[Element-and-box listings]
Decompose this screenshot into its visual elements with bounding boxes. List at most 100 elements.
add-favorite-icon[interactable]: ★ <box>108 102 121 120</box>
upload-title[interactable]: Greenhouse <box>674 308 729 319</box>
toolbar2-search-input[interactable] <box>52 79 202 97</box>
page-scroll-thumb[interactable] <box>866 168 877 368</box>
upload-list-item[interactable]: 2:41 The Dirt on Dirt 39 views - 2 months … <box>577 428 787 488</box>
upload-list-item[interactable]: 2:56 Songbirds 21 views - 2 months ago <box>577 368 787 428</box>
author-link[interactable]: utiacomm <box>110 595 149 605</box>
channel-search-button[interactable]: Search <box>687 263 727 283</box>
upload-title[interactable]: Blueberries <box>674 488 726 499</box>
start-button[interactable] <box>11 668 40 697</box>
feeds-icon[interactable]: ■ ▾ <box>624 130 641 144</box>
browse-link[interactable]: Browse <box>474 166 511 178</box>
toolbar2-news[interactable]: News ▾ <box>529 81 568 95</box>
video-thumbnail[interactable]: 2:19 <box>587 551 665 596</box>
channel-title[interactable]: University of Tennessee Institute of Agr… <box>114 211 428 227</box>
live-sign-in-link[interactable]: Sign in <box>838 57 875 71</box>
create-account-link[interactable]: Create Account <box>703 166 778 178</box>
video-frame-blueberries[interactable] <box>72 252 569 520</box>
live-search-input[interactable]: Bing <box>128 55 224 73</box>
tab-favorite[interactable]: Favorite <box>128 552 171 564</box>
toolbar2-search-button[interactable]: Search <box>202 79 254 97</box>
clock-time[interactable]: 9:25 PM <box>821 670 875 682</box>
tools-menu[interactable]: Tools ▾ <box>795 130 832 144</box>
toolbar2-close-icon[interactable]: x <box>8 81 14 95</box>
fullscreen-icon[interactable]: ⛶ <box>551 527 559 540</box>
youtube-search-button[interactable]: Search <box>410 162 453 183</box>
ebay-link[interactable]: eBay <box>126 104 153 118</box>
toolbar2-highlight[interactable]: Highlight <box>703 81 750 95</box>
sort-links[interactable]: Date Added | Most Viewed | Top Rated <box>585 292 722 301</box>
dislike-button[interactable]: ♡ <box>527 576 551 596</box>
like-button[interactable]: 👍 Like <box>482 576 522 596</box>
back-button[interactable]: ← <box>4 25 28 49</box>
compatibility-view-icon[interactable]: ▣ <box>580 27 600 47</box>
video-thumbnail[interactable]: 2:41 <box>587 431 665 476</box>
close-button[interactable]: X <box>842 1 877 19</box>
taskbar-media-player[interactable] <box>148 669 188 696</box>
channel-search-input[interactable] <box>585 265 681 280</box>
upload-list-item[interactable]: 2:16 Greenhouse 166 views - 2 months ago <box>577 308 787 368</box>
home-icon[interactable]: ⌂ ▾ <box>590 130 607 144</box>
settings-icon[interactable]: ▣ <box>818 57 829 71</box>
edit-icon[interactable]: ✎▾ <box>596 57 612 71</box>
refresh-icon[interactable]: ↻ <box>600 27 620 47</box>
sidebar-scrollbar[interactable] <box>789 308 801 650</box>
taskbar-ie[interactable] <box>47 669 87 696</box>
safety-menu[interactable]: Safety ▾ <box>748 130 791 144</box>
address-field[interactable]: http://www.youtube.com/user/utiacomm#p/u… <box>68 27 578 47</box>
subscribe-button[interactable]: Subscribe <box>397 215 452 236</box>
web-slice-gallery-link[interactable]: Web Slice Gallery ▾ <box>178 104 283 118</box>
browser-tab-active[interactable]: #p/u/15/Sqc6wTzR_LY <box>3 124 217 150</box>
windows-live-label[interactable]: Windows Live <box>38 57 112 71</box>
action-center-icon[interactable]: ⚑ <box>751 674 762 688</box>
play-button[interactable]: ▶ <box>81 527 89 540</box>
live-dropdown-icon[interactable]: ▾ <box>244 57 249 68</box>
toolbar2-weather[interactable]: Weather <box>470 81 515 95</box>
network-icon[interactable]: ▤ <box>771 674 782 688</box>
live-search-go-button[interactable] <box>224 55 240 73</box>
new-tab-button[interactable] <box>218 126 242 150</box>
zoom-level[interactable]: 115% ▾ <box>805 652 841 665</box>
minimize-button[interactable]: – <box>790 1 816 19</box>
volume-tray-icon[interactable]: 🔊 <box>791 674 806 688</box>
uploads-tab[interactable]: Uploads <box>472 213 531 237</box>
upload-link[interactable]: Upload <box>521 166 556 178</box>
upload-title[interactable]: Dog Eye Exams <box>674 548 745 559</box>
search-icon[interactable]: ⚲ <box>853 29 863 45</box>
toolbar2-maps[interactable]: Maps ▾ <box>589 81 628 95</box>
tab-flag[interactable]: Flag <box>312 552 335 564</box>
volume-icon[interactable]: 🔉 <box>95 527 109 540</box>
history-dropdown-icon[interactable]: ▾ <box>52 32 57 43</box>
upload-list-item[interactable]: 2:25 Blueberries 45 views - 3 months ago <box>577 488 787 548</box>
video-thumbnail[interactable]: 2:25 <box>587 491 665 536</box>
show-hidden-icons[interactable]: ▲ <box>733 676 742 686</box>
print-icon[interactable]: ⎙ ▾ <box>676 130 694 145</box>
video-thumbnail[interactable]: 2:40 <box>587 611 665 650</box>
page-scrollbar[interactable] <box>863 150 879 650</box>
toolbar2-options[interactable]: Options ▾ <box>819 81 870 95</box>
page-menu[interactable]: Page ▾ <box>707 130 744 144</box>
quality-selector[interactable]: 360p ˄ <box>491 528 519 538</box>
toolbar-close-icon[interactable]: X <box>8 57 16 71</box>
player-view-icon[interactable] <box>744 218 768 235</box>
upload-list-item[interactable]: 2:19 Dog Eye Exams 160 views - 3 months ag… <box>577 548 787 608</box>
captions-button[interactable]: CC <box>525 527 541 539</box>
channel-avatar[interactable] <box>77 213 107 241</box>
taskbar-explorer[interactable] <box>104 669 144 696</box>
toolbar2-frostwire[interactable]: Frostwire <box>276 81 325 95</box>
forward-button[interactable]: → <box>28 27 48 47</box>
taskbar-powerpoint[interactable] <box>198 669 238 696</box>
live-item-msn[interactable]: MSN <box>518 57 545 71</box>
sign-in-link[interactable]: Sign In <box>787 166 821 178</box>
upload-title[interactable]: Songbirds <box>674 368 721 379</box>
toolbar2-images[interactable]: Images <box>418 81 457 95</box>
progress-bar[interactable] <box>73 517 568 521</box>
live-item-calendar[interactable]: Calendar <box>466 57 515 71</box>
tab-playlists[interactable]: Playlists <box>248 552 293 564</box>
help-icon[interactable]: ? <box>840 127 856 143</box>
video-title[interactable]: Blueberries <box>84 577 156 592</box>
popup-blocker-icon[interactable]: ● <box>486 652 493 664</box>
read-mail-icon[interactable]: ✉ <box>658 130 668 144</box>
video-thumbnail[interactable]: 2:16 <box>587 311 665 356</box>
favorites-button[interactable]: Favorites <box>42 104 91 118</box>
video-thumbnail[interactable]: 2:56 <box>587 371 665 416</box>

■ The request: Return every line of the records above without changing anything.

■ Exercise answer:
Decompose this screenshot into its visual elements with bounding boxes. List at most 100 elements.
add-favorite-icon[interactable]: ★ <box>108 102 121 120</box>
upload-title[interactable]: Greenhouse <box>674 308 729 319</box>
toolbar2-search-input[interactable] <box>52 79 202 97</box>
page-scroll-thumb[interactable] <box>866 168 877 368</box>
upload-list-item[interactable]: 2:41 The Dirt on Dirt 39 views - 2 months … <box>577 428 787 488</box>
upload-list-item[interactable]: 2:56 Songbirds 21 views - 2 months ago <box>577 368 787 428</box>
author-link[interactable]: utiacomm <box>110 595 149 605</box>
channel-search-button[interactable]: Search <box>687 263 727 283</box>
upload-title[interactable]: Blueberries <box>674 488 726 499</box>
start-button[interactable] <box>11 668 40 697</box>
feeds-icon[interactable]: ■ ▾ <box>624 130 641 144</box>
browse-link[interactable]: Browse <box>474 166 511 178</box>
toolbar2-news[interactable]: News ▾ <box>529 81 568 95</box>
video-thumbnail[interactable]: 2:19 <box>587 551 665 596</box>
channel-title[interactable]: University of Tennessee Institute of Agr… <box>114 211 428 227</box>
live-sign-in-link[interactable]: Sign in <box>838 57 875 71</box>
create-account-link[interactable]: Create Account <box>703 166 778 178</box>
video-frame-blueberries[interactable] <box>72 252 569 520</box>
live-search-input[interactable]: Bing <box>128 55 224 73</box>
tab-favorite[interactable]: Favorite <box>128 552 171 564</box>
toolbar2-search-button[interactable]: Search <box>202 79 254 97</box>
clock-time[interactable]: 9:25 PM <box>821 670 875 682</box>
tools-menu[interactable]: Tools ▾ <box>795 130 832 144</box>
toolbar2-close-icon[interactable]: x <box>8 81 14 95</box>
fullscreen-icon[interactable]: ⛶ <box>551 527 559 540</box>
youtube-search-button[interactable]: Search <box>410 162 453 183</box>
ebay-link[interactable]: eBay <box>126 104 153 118</box>
toolbar2-highlight[interactable]: Highlight <box>703 81 750 95</box>
sort-links[interactable]: Date Added | Most Viewed | Top Rated <box>585 292 722 301</box>
dislike-button[interactable]: ♡ <box>527 576 551 596</box>
like-button[interactable]: 👍 Like <box>482 576 522 596</box>
back-button[interactable]: ← <box>4 25 28 49</box>
compatibility-view-icon[interactable]: ▣ <box>580 27 600 47</box>
video-thumbnail[interactable]: 2:41 <box>587 431 665 476</box>
close-button[interactable]: X <box>842 1 877 19</box>
taskbar-media-player[interactable] <box>148 669 188 696</box>
channel-search-input[interactable] <box>585 265 681 280</box>
upload-list-item[interactable]: 2:16 Greenhouse 166 views - 2 months ago <box>577 308 787 368</box>
home-icon[interactable]: ⌂ ▾ <box>590 130 607 144</box>
settings-icon[interactable]: ▣ <box>818 57 829 71</box>
edit-icon[interactable]: ✎▾ <box>596 57 612 71</box>
refresh-icon[interactable]: ↻ <box>600 27 620 47</box>
sidebar-scrollbar[interactable] <box>789 308 801 650</box>
taskbar-ie[interactable] <box>47 669 87 696</box>
safety-menu[interactable]: Safety ▾ <box>748 130 791 144</box>
address-field[interactable]: http://www.youtube.com/user/utiacomm#p/u… <box>68 27 578 47</box>
subscribe-button[interactable]: Subscribe <box>397 215 452 236</box>
web-slice-gallery-link[interactable]: Web Slice Gallery ▾ <box>178 104 283 118</box>
browser-tab-active[interactable]: #p/u/15/Sqc6wTzR_LY <box>3 124 217 150</box>
windows-live-label[interactable]: Windows Live <box>38 57 112 71</box>
action-center-icon[interactable]: ⚑ <box>751 674 762 688</box>
play-button[interactable]: ▶ <box>81 527 89 540</box>
live-dropdown-icon[interactable]: ▾ <box>244 57 249 68</box>
toolbar2-weather[interactable]: Weather <box>470 81 515 95</box>
network-icon[interactable]: ▤ <box>771 674 782 688</box>
live-search-go-button[interactable] <box>224 55 240 73</box>
new-tab-button[interactable] <box>218 126 242 150</box>
zoom-level[interactable]: 115% ▾ <box>805 652 841 665</box>
minimize-button[interactable]: – <box>790 1 816 19</box>
volume-tray-icon[interactable]: 🔊 <box>791 674 806 688</box>
uploads-tab[interactable]: Uploads <box>472 213 531 237</box>
upload-link[interactable]: Upload <box>521 166 556 178</box>
upload-title[interactable]: Dog Eye Exams <box>674 548 745 559</box>
search-icon[interactable]: ⚲ <box>853 29 863 45</box>
toolbar2-maps[interactable]: Maps ▾ <box>589 81 628 95</box>
tab-flag[interactable]: Flag <box>312 552 335 564</box>
volume-icon[interactable]: 🔉 <box>95 527 109 540</box>
history-dropdown-icon[interactable]: ▾ <box>52 32 57 43</box>
upload-list-item[interactable]: 2:25 Blueberries 45 views - 3 months ago <box>577 488 787 548</box>
video-thumbnail[interactable]: 2:25 <box>587 491 665 536</box>
show-hidden-icons[interactable]: ▲ <box>733 676 742 686</box>
print-icon[interactable]: ⎙ ▾ <box>676 130 694 145</box>
video-thumbnail[interactable]: 2:40 <box>587 611 665 650</box>
page-scrollbar[interactable] <box>863 150 879 650</box>
toolbar2-options[interactable]: Options ▾ <box>819 81 870 95</box>
page-menu[interactable]: Page ▾ <box>707 130 744 144</box>
quality-selector[interactable]: 360p ˄ <box>491 528 519 538</box>
toolbar-close-icon[interactable]: X <box>8 57 16 71</box>
player-view-icon[interactable] <box>744 218 768 235</box>
upload-list-item[interactable]: 2:19 Dog Eye Exams 160 views - 3 months ag… <box>577 548 787 608</box>
captions-button[interactable]: CC <box>525 527 541 539</box>
channel-avatar[interactable] <box>77 213 107 241</box>
taskbar-explorer[interactable] <box>104 669 144 696</box>
toolbar2-frostwire[interactable]: Frostwire <box>276 81 325 95</box>
forward-button[interactable]: → <box>28 27 48 47</box>
taskbar-powerpoint[interactable] <box>198 669 238 696</box>
live-item-msn[interactable]: MSN <box>518 57 545 71</box>
sign-in-link[interactable]: Sign In <box>787 166 821 178</box>
upload-title[interactable]: Songbirds <box>674 368 721 379</box>
toolbar2-images[interactable]: Images <box>418 81 457 95</box>
progress-bar[interactable] <box>73 517 568 521</box>
live-item-calendar[interactable]: Calendar <box>466 57 515 71</box>
tab-playlists[interactable]: Playlists <box>248 552 293 564</box>
help-icon[interactable]: ? <box>840 127 856 143</box>
video-title[interactable]: Blueberries <box>84 577 156 592</box>
popup-blocker-icon[interactable]: ● <box>486 652 493 664</box>
read-mail-icon[interactable]: ✉ <box>658 130 668 144</box>
video-thumbnail[interactable]: 2:16 <box>587 311 665 356</box>
favorites-button[interactable]: Favorites <box>42 104 91 118</box>
video-thumbnail[interactable]: 2:56 <box>587 371 665 416</box>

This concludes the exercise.